§ **The request**:
Copy each line of the data below exactly, leaving out pictures.

§ **Extracted entries**:
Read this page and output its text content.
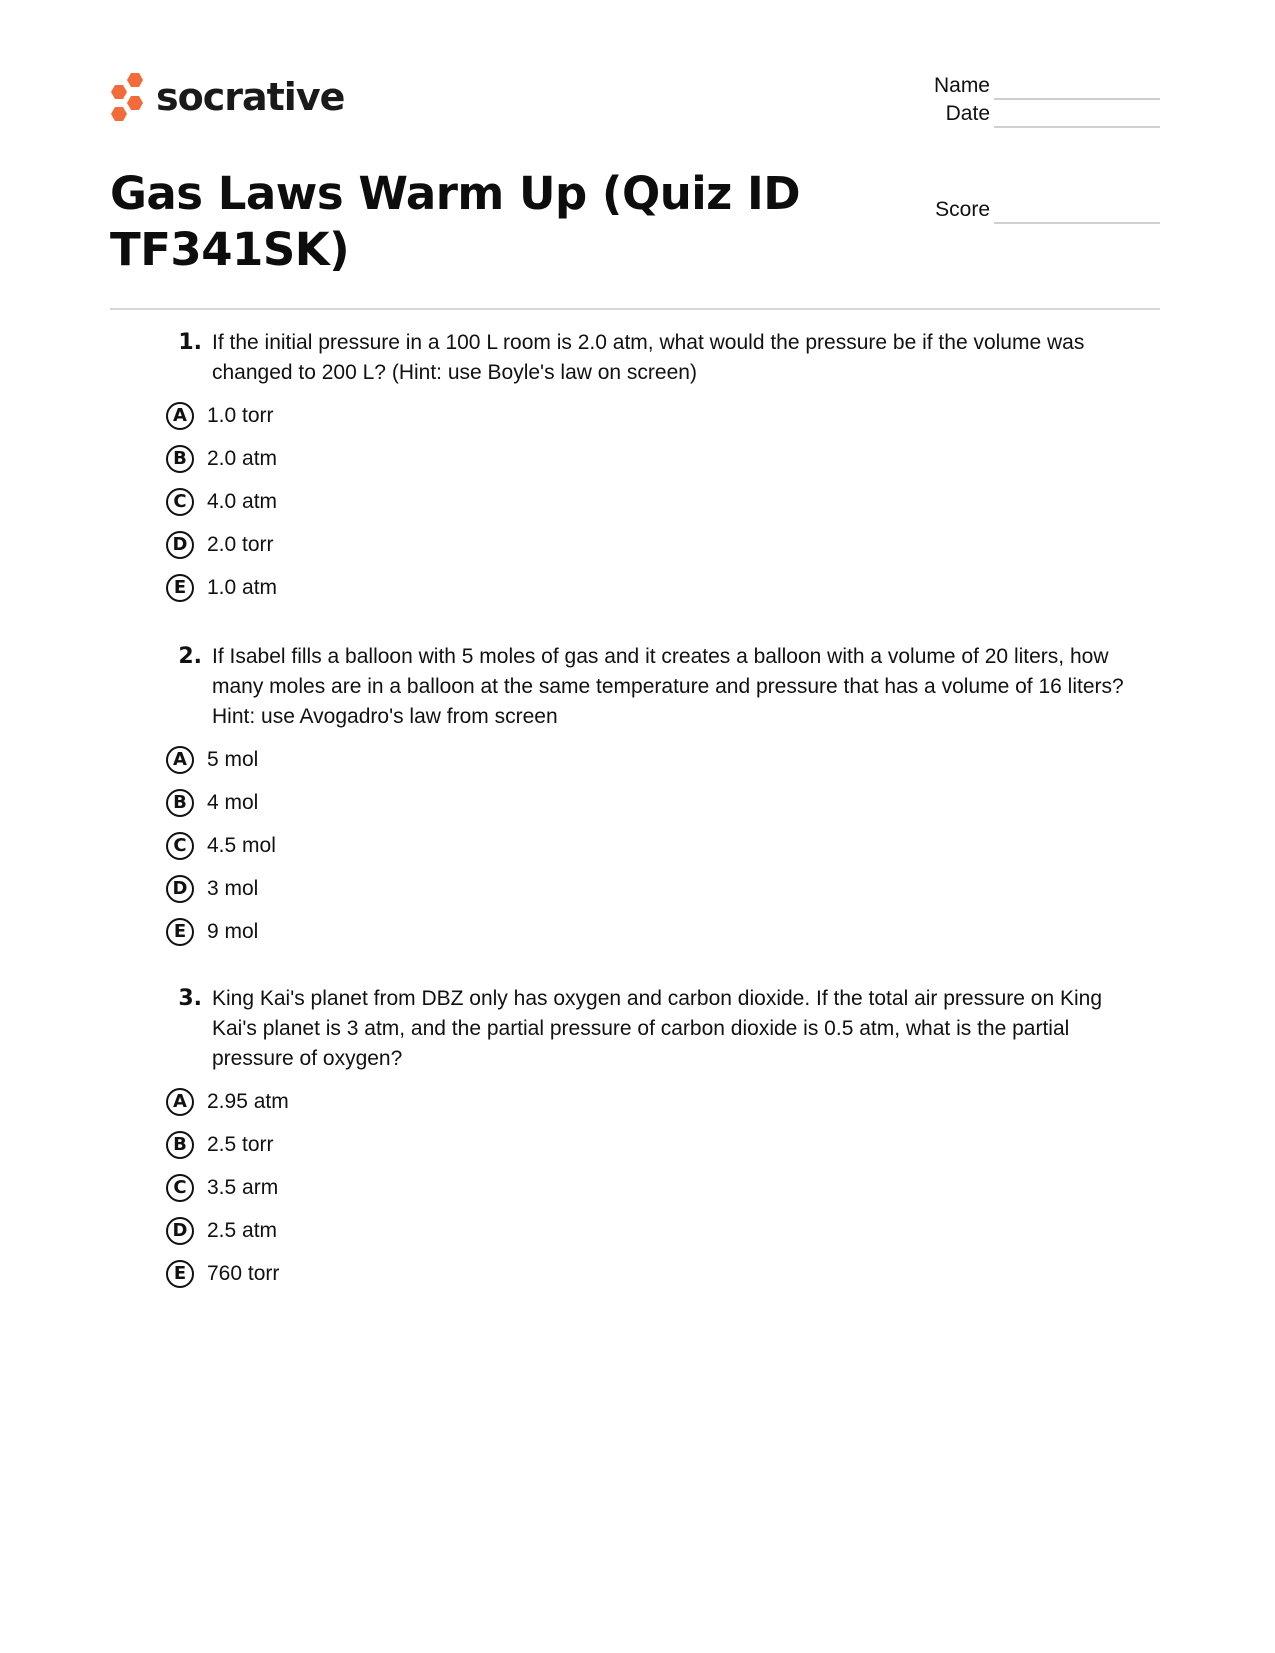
socrative	Name
Date
Score
Gas Laws Warm Up (Quiz ID TF341SK)
1. If the initial pressure in a 100 L room is 2.0 atm, what would the pressure be if the volume was changed to 200 L? (Hint: use Boyle's law on screen)
A 1.0 torr
B 2.0 atm
C 4.0 atm
D 2.0 torr
E 1.0 atm
2. If Isabel fills a balloon with 5 moles of gas and it creates a balloon with a volume of 20 liters, how many moles are in a balloon at the same temperature and pressure that has a volume of 16 liters? Hint: use Avogadro's law from screen
A 5 mol
B 4 mol
C 4.5 mol
D 3 mol
E 9 mol
3. King Kai's planet from DBZ only has oxygen and carbon dioxide. If the total air pressure on King Kai's planet is 3 atm, and the partial pressure of carbon dioxide is 0.5 atm, what is the partial pressure of oxygen?
A 2.95 atm
B 2.5 torr
C 3.5 arm
D 2.5 atm
E 760 torr
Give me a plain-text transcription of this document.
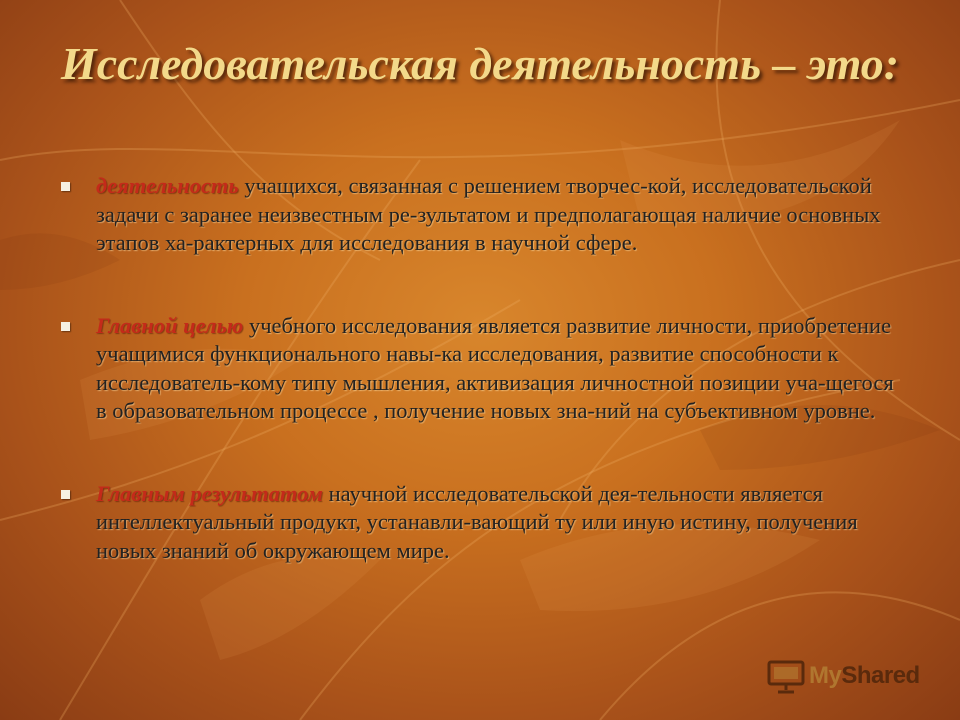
Исследовательская деятельность – это:
деятельность учащихся, связанная с решением творчес-кой, исследовательской задачи с заранее неизвестным ре-зультатом и предполагающая наличие основных этапов ха-рактерных для исследования в научной сфере.
Главной целью учебного исследования является развитие личности, приобретение учащимися функционального навы-ка исследования, развитие способности к исследователь-кому типу мышления, активизация личностной позиции уча-щегося в образовательном процессе , получение новых зна-ний на субъективном уровне.
Главным результатом научной исследовательской дея-тельности является интеллектуальный продукт, устанавли-вающий ту или иную истину, получения новых знаний об окружающем мире.
MyShared
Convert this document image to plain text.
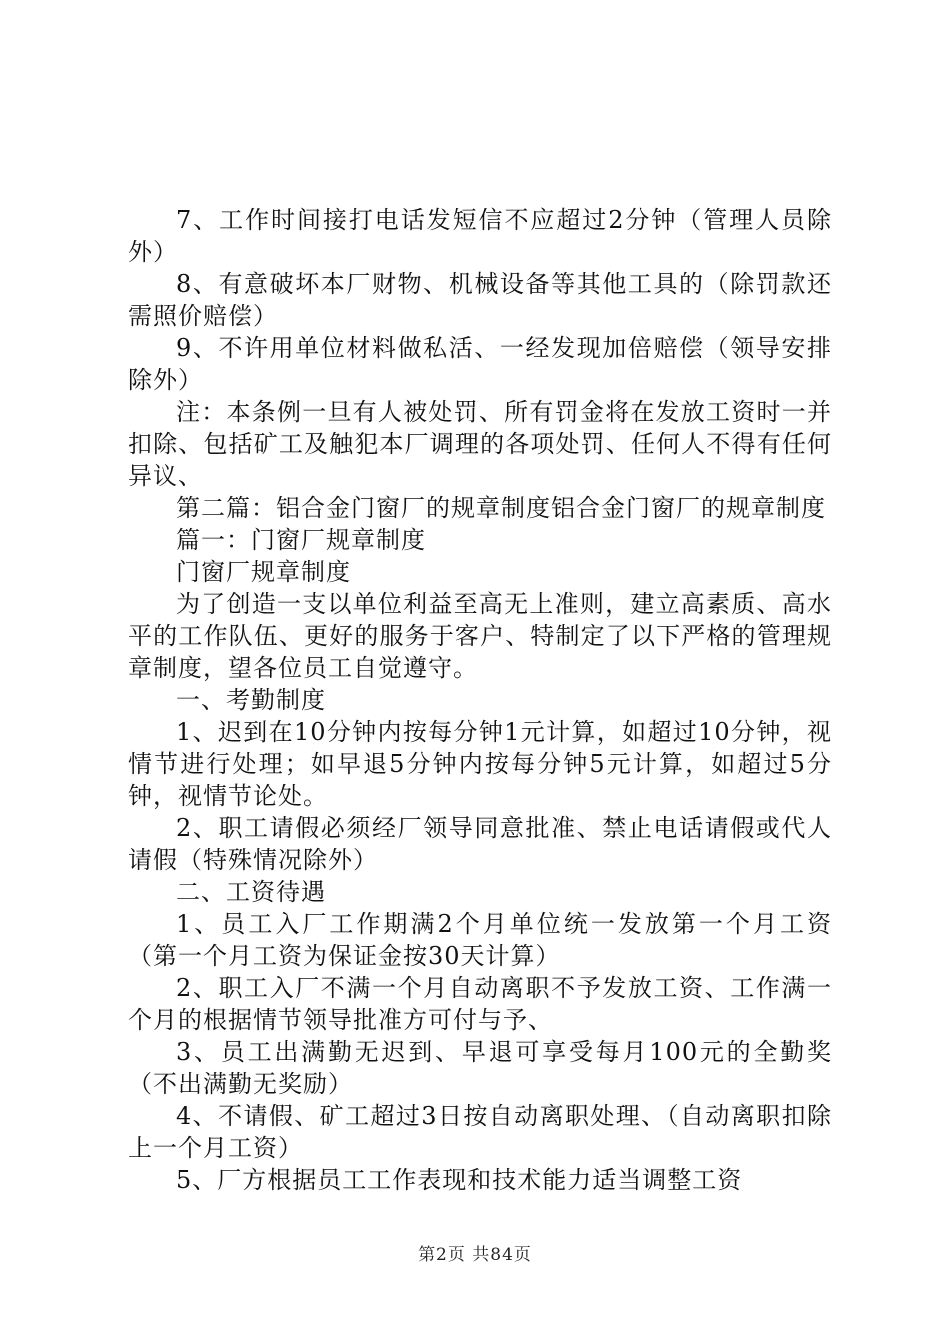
7、工作时间接打电话发短信不应超过2分钟（管理人员除外）

8、有意破坏本厂财物、机械设备等其他工具的（除罚款还需照价赔偿）

9、不许用单位材料做私活、一经发现加倍赔偿（领导安排除外）

注：本条例一旦有人被处罚、所有罚金将在发放工资时一并扣除、包括矿工及触犯本厂调理的各项处罚、任何人不得有任何异议、

第二篇：铝合金门窗厂的规章制度铝合金门窗厂的规章制度

篇一：门窗厂规章制度

门窗厂规章制度

为了创造一支以单位利益至高无上准则，建立高素质、高水平的工作队伍、更好的服务于客户、特制定了以下严格的管理规章制度，望各位员工自觉遵守。

一、考勤制度

1、迟到在10分钟内按每分钟1元计算，如超过10分钟，视情节进行处理；如早退5分钟内按每分钟5元计算，如超过5分钟，视情节论处。

2、职工请假必须经厂领导同意批准、禁止电话请假或代人请假（特殊情况除外）

二、工资待遇

1、员工入厂工作期满2个月单位统一发放第一个月工资（第一个月工资为保证金按30天计算）

2、职工入厂不满一个月自动离职不予发放工资、工作满一个月的根据情节领导批准方可付与予、

3、员工出满勤无迟到、早退可享受每月100元的全勤奖（不出满勤无奖励）

4、不请假、矿工超过3日按自动离职处理、（自动离职扣除上一个月工资）

5、厂方根据员工工作表现和技术能力适当调整工资

第2页 共84页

§ **Worked answer**:
Read this page and output its text content.
socrative	Name
Date
Score
Gas Laws Warm Up (Quiz ID TF341SK)
1. If the initial pressure in a 100 L room is 2.0 atm, what would the pressure be if the volume was changed to 200 L? (Hint: use Boyle's law on screen)
A 1.0 torr
B 2.0 atm
C 4.0 atm
D 2.0 torr
E 1.0 atm
2. If Isabel fills a balloon with 5 moles of gas and it creates a balloon with a volume of 20 liters, how many moles are in a balloon at the same temperature and pressure that has a volume of 16 liters? Hint: use Avogadro's law from screen
A 5 mol
B 4 mol
C 4.5 mol
D 3 mol
E 9 mol
3. King Kai's planet from DBZ only has oxygen and carbon dioxide. If the total air pressure on King Kai's planet is 3 atm, and the partial pressure of carbon dioxide is 0.5 atm, what is the partial pressure of oxygen?
A 2.95 atm
B 2.5 torr
C 3.5 arm
D 2.5 atm
E 760 torr
Give me a plain-text transcription of this document.
Исследовательская деятельность – это:
деятельность учащихся, связанная с решением творчес-кой, исследовательской задачи с заранее неизвестным ре-зультатом и предполагающая наличие основных этапов ха-рактерных для исследования в научной сфере.
Главной целью учебного исследования является развитие личности, приобретение учащимися функционального навы-ка исследования, развитие способности к исследователь-кому типу мышления, активизация личностной позиции уча-щегося в образовательном процессе , получение новых зна-ний на субъективном уровне.
Главным результатом научной исследовательской дея-тельности является интеллектуальный продукт, устанавли-вающий ту или иную истину, получения новых знаний об окружающем мире.
MyShared
Convert this document image to plain text.
7、工作时间接打电话发短信不应超过2分钟（管理人员除外）

8、有意破坏本厂财物、机械设备等其他工具的（除罚款还需照价赔偿）

9、不许用单位材料做私活、一经发现加倍赔偿（领导安排除外）

注：本条例一旦有人被处罚、所有罚金将在发放工资时一并扣除、包括矿工及触犯本厂调理的各项处罚、任何人不得有任何异议、

第二篇：铝合金门窗厂的规章制度铝合金门窗厂的规章制度

篇一：门窗厂规章制度

门窗厂规章制度

为了创造一支以单位利益至高无上准则，建立高素质、高水平的工作队伍、更好的服务于客户、特制定了以下严格的管理规章制度，望各位员工自觉遵守。

一、考勤制度

1、迟到在10分钟内按每分钟1元计算，如超过10分钟，视情节进行处理；如早退5分钟内按每分钟5元计算，如超过5分钟，视情节论处。

2、职工请假必须经厂领导同意批准、禁止电话请假或代人请假（特殊情况除外）

二、工资待遇

1、员工入厂工作期满2个月单位统一发放第一个月工资（第一个月工资为保证金按30天计算）

2、职工入厂不满一个月自动离职不予发放工资、工作满一个月的根据情节领导批准方可付与予、

3、员工出满勤无迟到、早退可享受每月100元的全勤奖（不出满勤无奖励）

4、不请假、矿工超过3日按自动离职处理、（自动离职扣除上一个月工资）

5、厂方根据员工工作表现和技术能力适当调整工资

第2页 共84页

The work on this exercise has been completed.